## Task description:
Return each line containing the string "再向左移动".

## Listing:

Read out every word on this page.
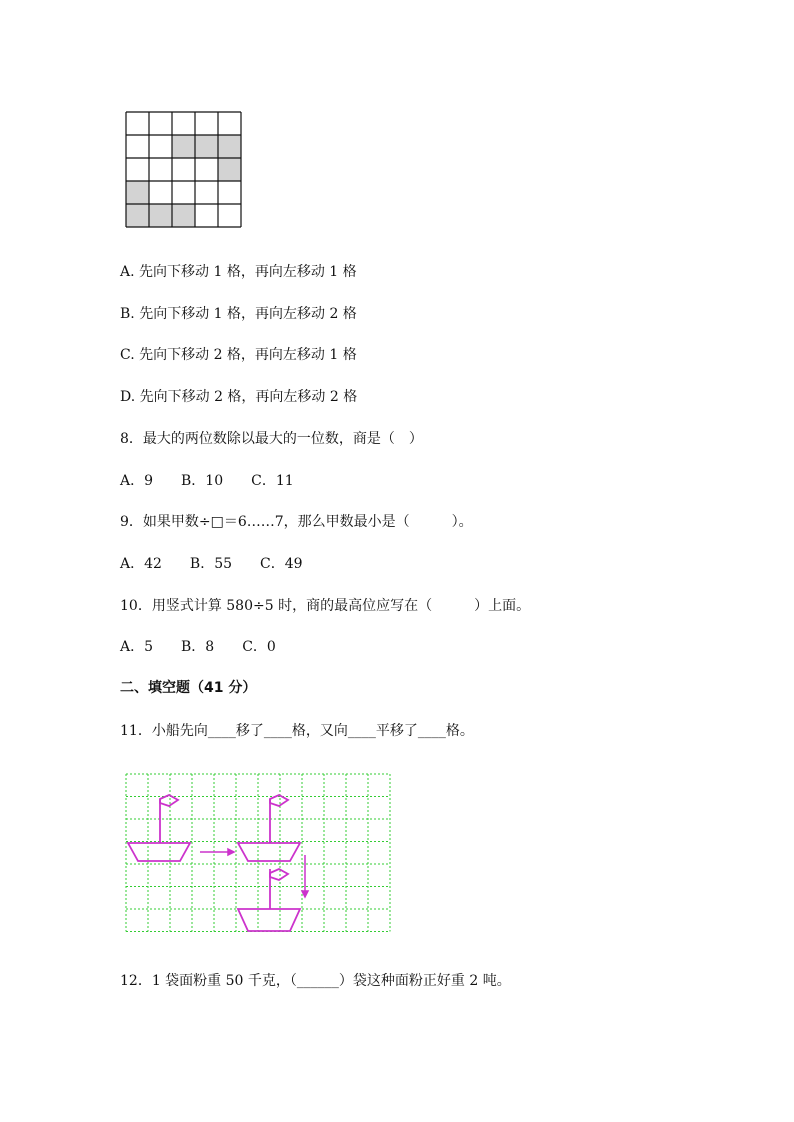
A. 先向下移动 1 格，再向左移动 1 格
B. 先向下移动 1 格，再向左移动 2 格
C. 先向下移动 2 格，再向左移动 1 格
D. 先向下移动 2 格，再向左移动 2 格
8．最大的两位数除以最大的一位数，商是（　）
A．9　　B．10　　C．11
9．如果甲数÷□＝6……7，那么甲数最小是（　　　）。
A．42　　B．55　　C．49
10．用竖式计算 580÷5 时，商的最高位应写在（　　　）上面。
A．5　　B．8　　C．0
二、填空题（41 分）
11．小船先向____移了____格，又向____平移了____格。
12．1 袋面粉重 50 千克，（______）袋这种面粉正好重 2 吨。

## Written reply:
A. 先向下移动 1 格，再向左移动 1 格
B. 先向下移动 1 格，再向左移动 2 格
C. 先向下移动 2 格，再向左移动 1 格
D. 先向下移动 2 格，再向左移动 2 格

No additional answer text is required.